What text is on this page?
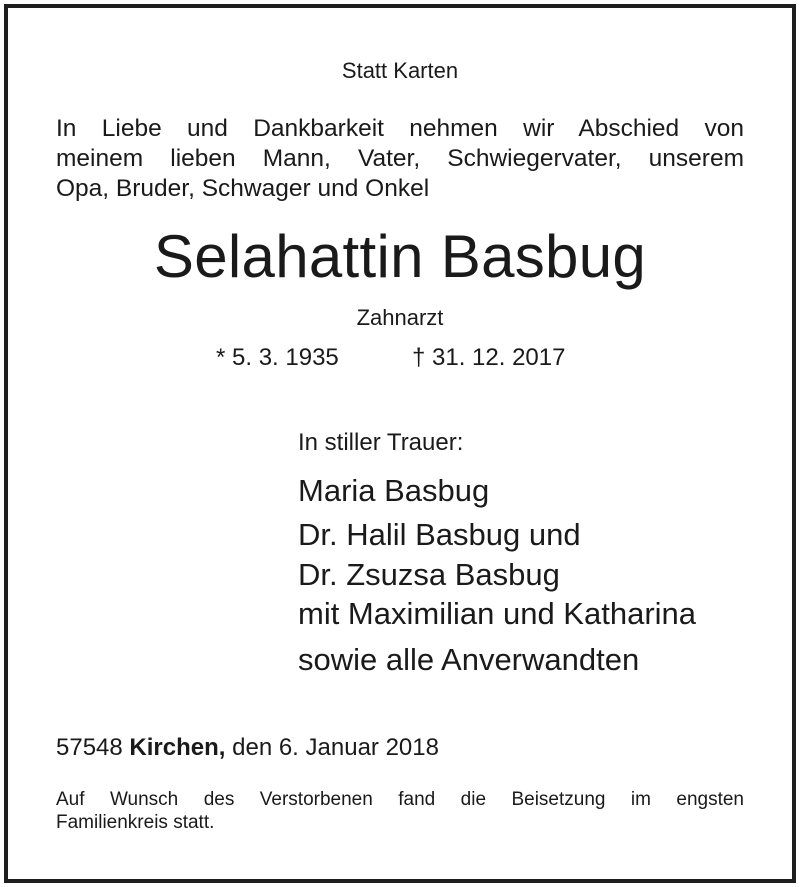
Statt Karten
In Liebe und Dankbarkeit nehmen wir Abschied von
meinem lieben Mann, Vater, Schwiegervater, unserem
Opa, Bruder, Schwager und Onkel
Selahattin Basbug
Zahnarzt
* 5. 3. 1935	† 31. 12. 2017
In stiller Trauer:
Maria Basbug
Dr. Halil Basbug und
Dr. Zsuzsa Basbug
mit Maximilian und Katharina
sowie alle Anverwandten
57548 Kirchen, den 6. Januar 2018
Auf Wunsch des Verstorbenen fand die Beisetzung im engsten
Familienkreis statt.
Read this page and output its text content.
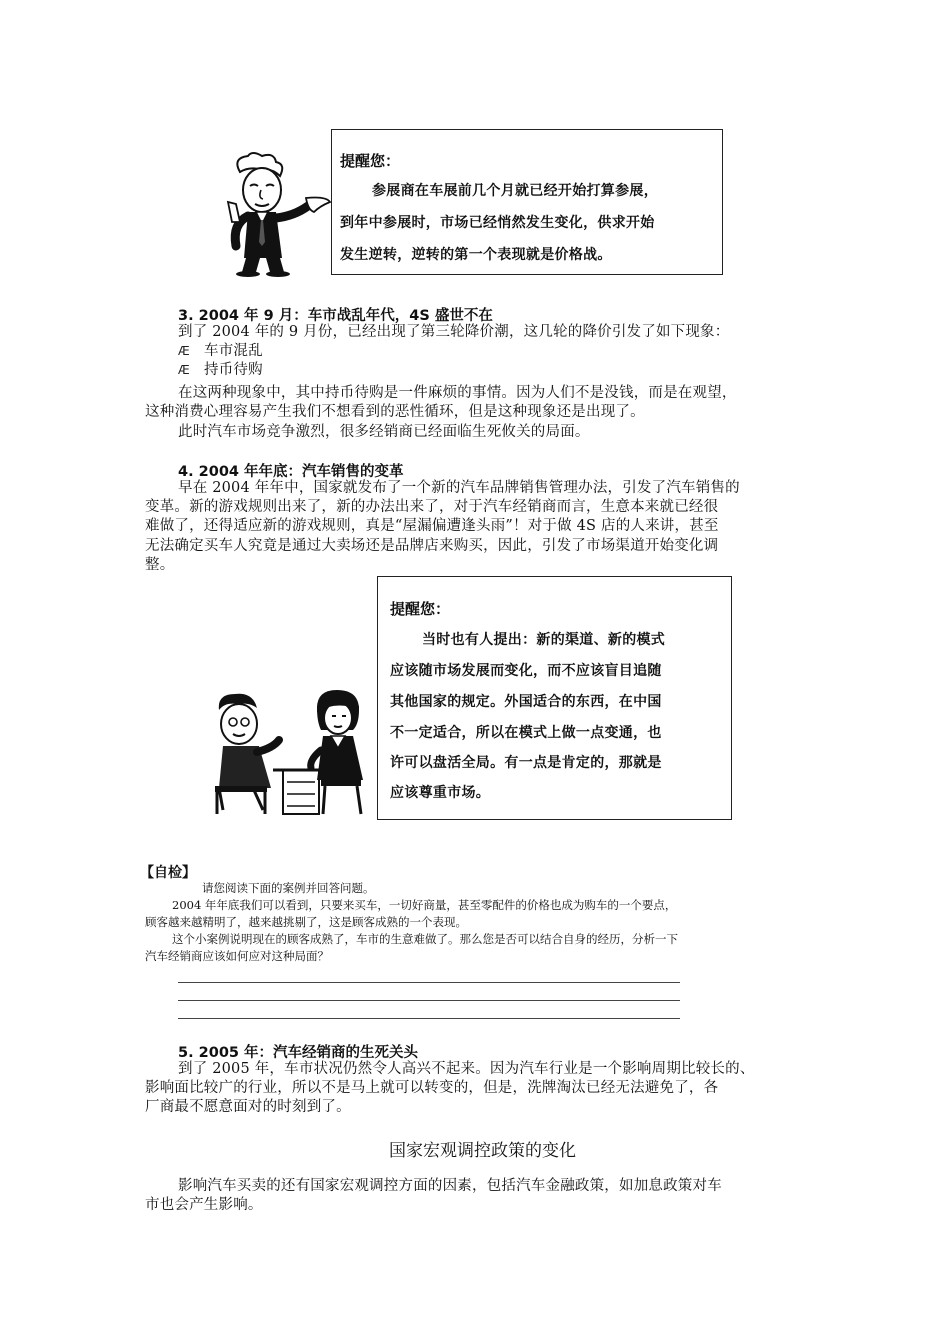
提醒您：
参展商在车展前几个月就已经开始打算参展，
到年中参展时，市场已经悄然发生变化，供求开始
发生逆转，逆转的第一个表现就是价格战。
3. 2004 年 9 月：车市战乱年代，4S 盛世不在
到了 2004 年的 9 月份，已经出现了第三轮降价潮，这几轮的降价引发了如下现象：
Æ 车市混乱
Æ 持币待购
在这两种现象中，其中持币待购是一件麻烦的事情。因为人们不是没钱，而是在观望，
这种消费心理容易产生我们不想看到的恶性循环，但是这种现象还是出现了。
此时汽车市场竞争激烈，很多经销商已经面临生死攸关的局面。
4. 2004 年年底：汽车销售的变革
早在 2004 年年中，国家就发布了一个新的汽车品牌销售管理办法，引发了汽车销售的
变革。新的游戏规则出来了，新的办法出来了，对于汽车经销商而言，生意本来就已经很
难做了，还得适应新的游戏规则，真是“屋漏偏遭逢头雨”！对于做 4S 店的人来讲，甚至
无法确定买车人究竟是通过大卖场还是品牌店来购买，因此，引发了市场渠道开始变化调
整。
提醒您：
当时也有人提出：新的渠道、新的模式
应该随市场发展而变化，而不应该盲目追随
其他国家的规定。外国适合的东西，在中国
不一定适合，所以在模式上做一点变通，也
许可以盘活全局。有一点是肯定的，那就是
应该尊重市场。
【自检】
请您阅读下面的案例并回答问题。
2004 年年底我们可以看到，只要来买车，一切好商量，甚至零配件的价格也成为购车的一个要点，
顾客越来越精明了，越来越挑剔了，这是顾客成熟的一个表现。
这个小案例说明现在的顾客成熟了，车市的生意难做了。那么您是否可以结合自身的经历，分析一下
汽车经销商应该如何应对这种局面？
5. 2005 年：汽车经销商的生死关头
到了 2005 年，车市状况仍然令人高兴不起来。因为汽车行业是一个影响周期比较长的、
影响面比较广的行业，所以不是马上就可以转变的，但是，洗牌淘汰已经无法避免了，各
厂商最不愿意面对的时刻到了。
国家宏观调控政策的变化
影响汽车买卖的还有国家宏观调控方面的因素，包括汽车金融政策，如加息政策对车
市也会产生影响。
——
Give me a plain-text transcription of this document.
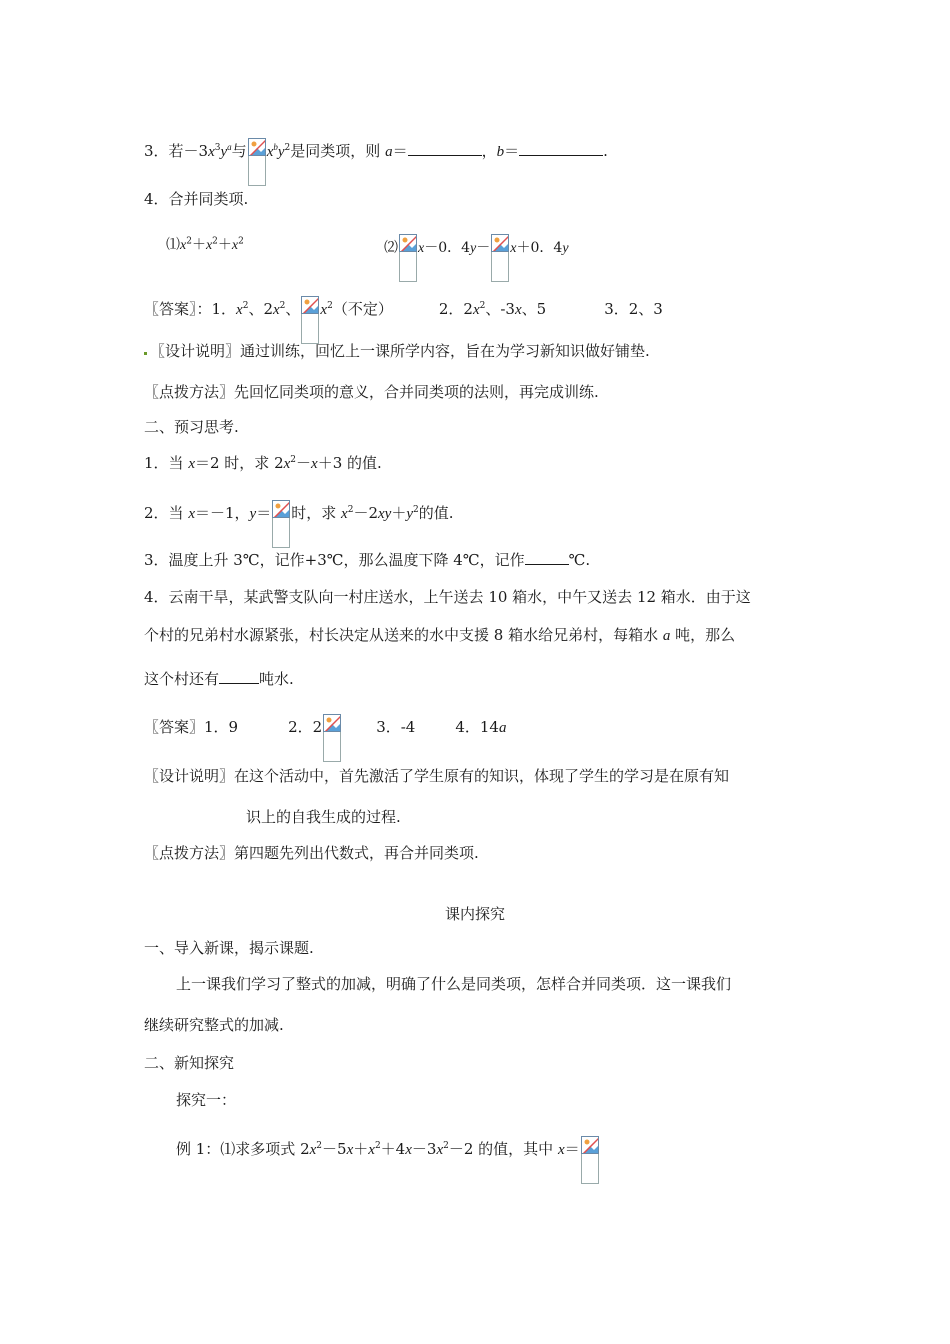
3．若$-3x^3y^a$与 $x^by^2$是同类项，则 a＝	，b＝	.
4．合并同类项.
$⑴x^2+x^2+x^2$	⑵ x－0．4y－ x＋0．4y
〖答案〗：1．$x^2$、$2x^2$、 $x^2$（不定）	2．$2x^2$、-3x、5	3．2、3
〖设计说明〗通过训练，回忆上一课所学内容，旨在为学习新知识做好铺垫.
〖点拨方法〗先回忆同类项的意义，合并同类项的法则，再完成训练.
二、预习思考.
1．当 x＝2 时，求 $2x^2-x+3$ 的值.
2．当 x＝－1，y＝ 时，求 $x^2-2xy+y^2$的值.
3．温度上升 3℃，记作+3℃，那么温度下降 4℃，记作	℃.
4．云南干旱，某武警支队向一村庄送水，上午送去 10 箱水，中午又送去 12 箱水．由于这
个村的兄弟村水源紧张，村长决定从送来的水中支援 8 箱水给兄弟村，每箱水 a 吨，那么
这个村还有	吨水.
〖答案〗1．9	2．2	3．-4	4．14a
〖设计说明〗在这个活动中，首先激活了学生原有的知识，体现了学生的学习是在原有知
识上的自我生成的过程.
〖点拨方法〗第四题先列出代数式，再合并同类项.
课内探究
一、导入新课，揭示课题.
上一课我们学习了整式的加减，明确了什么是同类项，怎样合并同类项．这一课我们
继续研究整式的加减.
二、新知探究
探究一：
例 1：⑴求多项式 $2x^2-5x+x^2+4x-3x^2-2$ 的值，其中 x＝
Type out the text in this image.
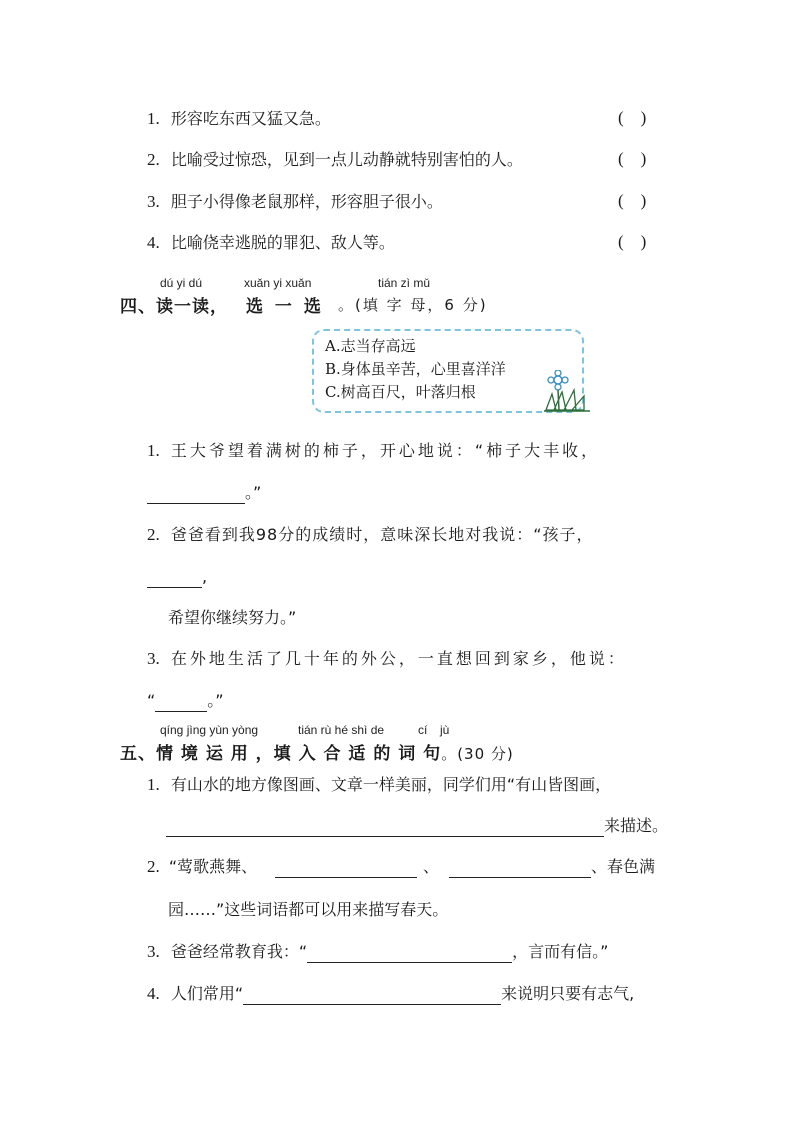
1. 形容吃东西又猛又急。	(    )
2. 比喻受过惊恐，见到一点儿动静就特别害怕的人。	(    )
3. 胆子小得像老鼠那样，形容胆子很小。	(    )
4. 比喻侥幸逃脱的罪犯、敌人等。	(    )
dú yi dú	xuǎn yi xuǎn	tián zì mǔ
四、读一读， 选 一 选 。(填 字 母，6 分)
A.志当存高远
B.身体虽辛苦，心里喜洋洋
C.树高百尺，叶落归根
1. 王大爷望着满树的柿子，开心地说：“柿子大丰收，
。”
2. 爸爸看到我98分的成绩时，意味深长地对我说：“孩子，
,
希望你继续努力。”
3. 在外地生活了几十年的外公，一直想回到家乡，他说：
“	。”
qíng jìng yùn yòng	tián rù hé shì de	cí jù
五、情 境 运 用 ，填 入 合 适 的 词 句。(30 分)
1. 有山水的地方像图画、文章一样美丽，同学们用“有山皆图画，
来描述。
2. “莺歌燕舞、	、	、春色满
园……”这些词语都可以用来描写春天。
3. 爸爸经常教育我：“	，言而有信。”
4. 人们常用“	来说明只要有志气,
——
** TASK PROMPT **
Only lines with the word "tián" should be collected from the material.

** FULL OUTPUT **
dú yi dú	xuǎn yi xuǎn	tián zì mǔ
qíng jìng yùn yòng	tián rù hé shì de	cí jù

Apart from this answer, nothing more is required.